Rows from a dataset:
[Start]
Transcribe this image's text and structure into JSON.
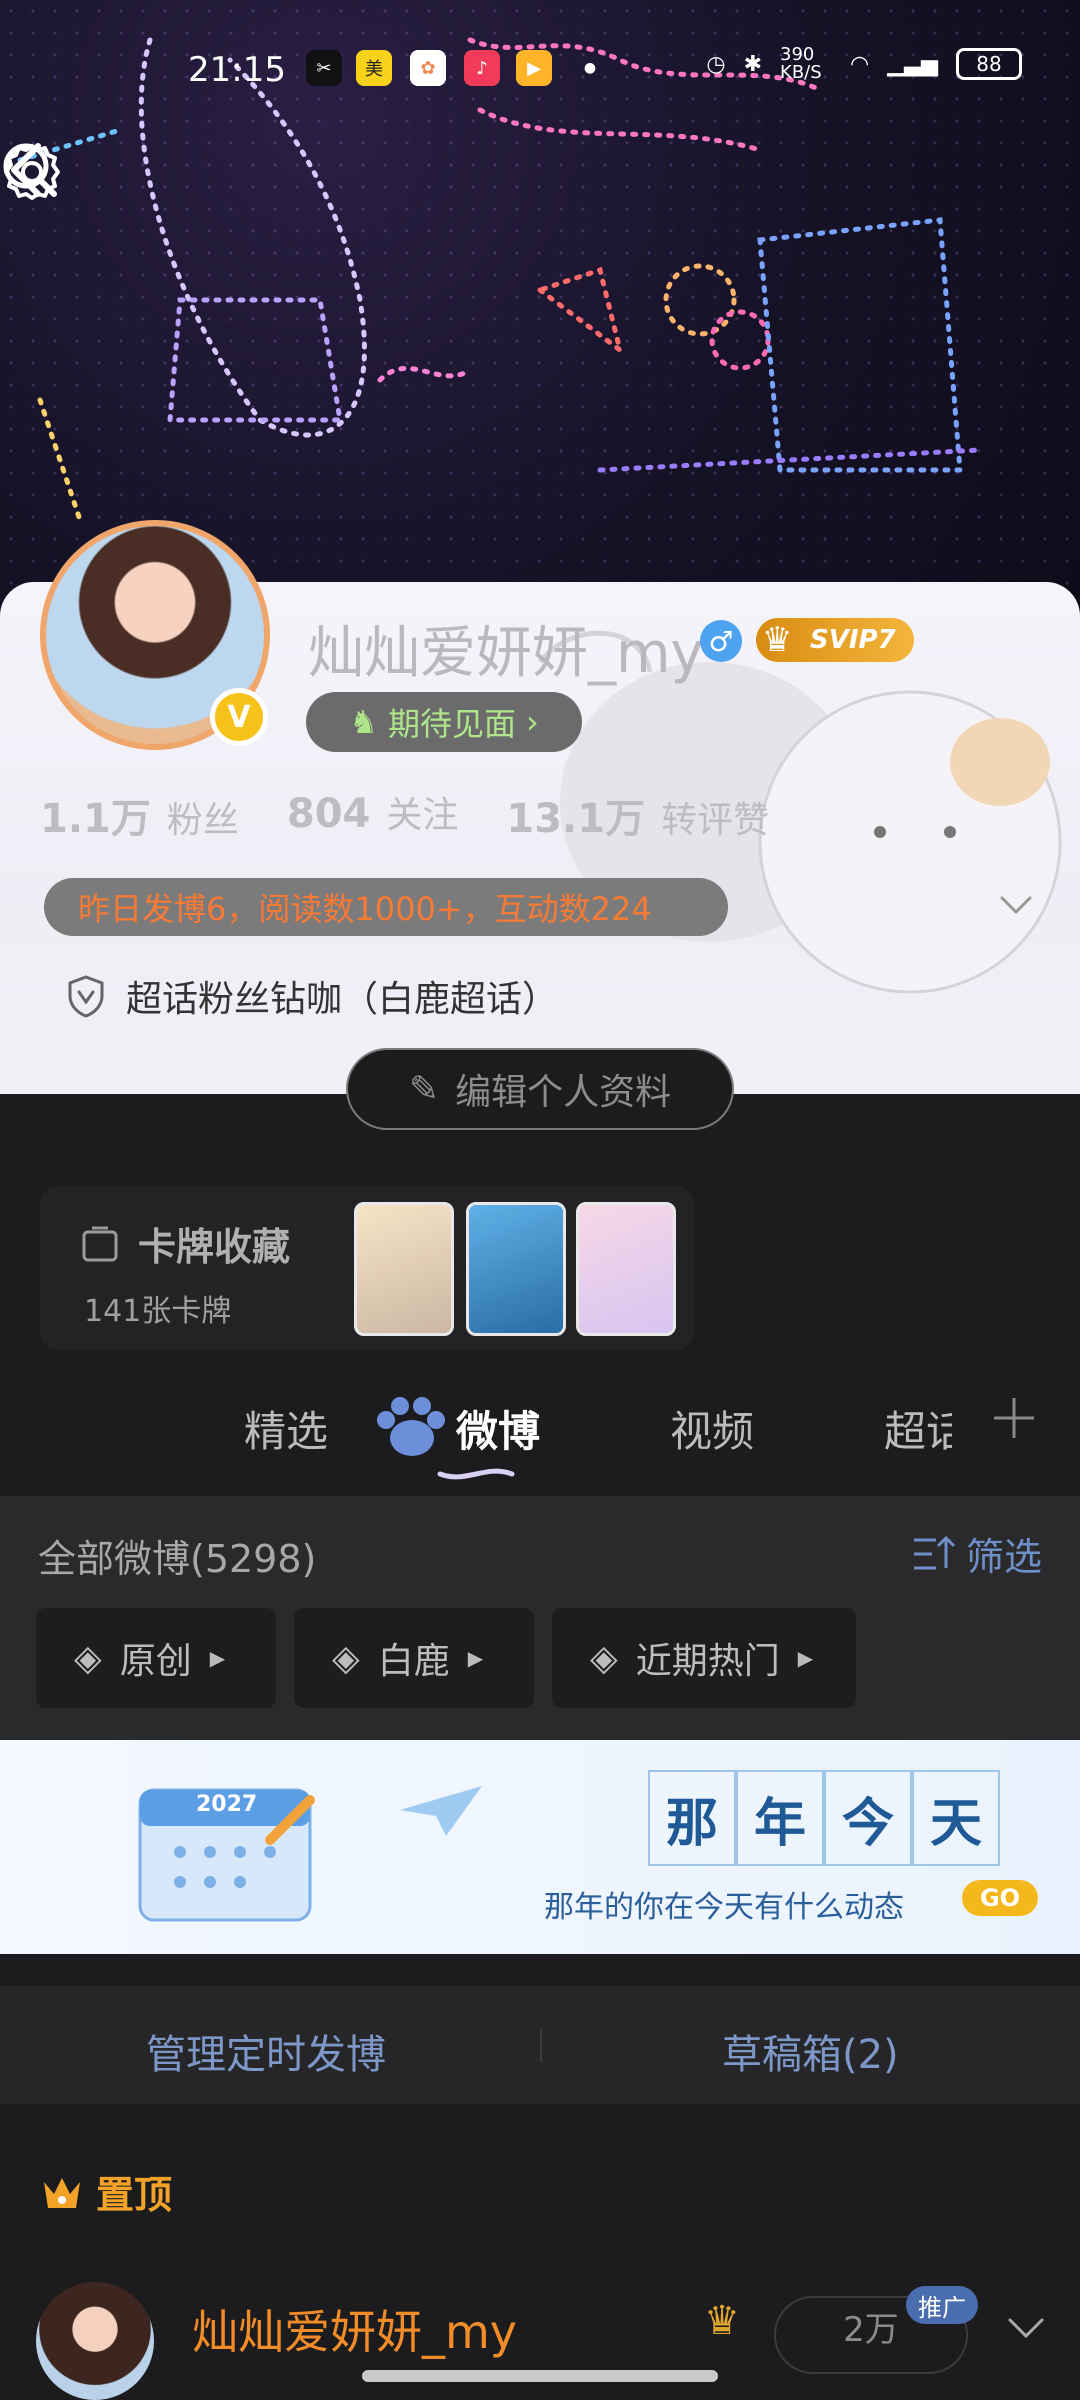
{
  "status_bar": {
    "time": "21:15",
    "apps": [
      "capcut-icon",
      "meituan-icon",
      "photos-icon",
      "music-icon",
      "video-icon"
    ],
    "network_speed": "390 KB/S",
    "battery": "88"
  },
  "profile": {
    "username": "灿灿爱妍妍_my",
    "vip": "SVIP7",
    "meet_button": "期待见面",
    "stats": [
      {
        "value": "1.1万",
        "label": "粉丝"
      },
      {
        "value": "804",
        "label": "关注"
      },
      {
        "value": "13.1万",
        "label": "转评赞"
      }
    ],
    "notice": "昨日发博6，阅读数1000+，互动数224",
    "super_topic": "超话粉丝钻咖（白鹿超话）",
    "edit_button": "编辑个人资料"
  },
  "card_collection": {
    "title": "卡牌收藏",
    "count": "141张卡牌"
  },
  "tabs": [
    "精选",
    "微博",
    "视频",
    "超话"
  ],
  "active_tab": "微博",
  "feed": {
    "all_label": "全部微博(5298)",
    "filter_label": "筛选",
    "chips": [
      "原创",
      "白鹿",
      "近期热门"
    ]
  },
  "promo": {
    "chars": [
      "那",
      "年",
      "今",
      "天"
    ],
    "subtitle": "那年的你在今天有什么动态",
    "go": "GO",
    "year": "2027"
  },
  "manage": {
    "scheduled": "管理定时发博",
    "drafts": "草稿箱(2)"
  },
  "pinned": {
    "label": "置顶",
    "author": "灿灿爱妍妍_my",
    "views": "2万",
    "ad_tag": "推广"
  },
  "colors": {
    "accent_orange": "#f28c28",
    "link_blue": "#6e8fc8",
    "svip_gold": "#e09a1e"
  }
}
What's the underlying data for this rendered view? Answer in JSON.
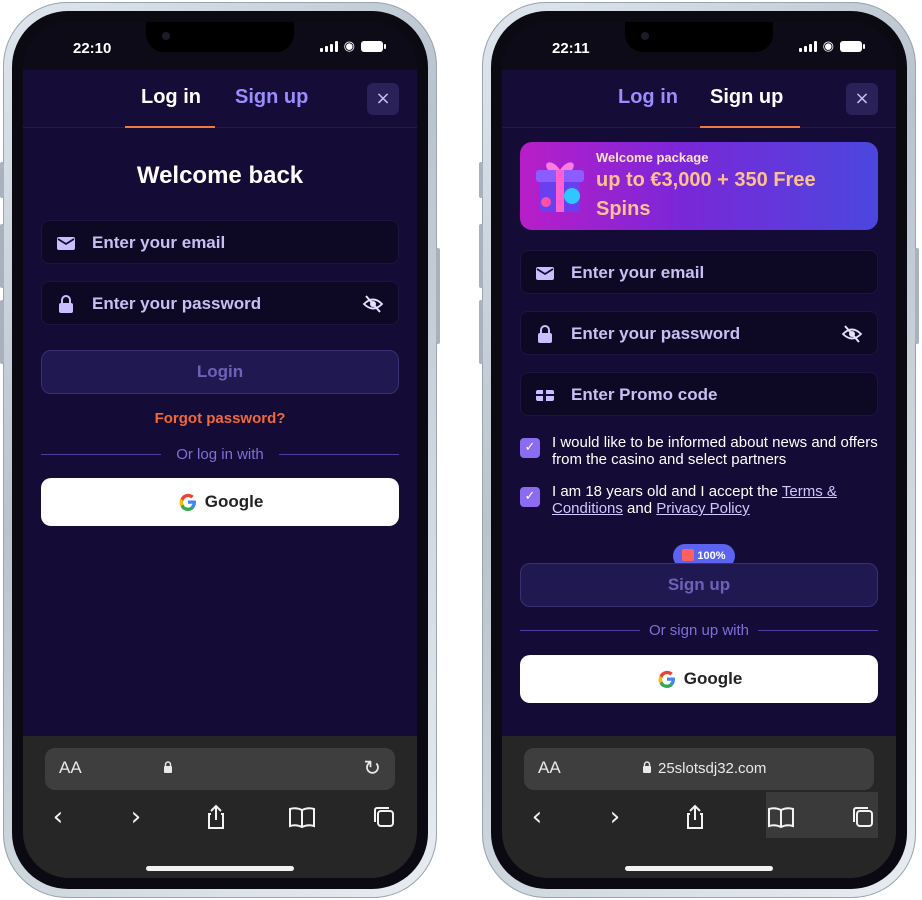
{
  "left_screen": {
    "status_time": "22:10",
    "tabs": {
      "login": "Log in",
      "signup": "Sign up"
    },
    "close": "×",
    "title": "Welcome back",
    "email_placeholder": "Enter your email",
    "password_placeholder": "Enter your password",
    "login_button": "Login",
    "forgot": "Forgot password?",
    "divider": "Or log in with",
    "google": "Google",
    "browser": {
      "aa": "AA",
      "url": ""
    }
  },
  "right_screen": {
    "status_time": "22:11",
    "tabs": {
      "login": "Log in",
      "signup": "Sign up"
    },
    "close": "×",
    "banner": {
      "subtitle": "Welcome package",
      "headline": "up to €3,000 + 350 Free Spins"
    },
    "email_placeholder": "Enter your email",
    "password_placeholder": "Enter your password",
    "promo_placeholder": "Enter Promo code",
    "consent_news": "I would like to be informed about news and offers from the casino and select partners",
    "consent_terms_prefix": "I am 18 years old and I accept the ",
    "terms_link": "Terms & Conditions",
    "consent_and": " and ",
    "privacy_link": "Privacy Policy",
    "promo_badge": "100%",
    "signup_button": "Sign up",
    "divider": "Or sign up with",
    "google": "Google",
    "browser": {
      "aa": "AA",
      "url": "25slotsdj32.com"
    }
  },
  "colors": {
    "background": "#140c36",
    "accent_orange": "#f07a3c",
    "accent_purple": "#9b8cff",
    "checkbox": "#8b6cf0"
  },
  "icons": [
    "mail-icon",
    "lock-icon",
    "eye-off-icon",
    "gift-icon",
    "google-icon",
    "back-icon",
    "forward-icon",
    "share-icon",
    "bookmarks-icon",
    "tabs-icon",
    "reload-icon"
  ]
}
[End]
To be done:
The answer is a single number, the count of lines in the records that contain the string "subtitle".

Answer to the exercise:
2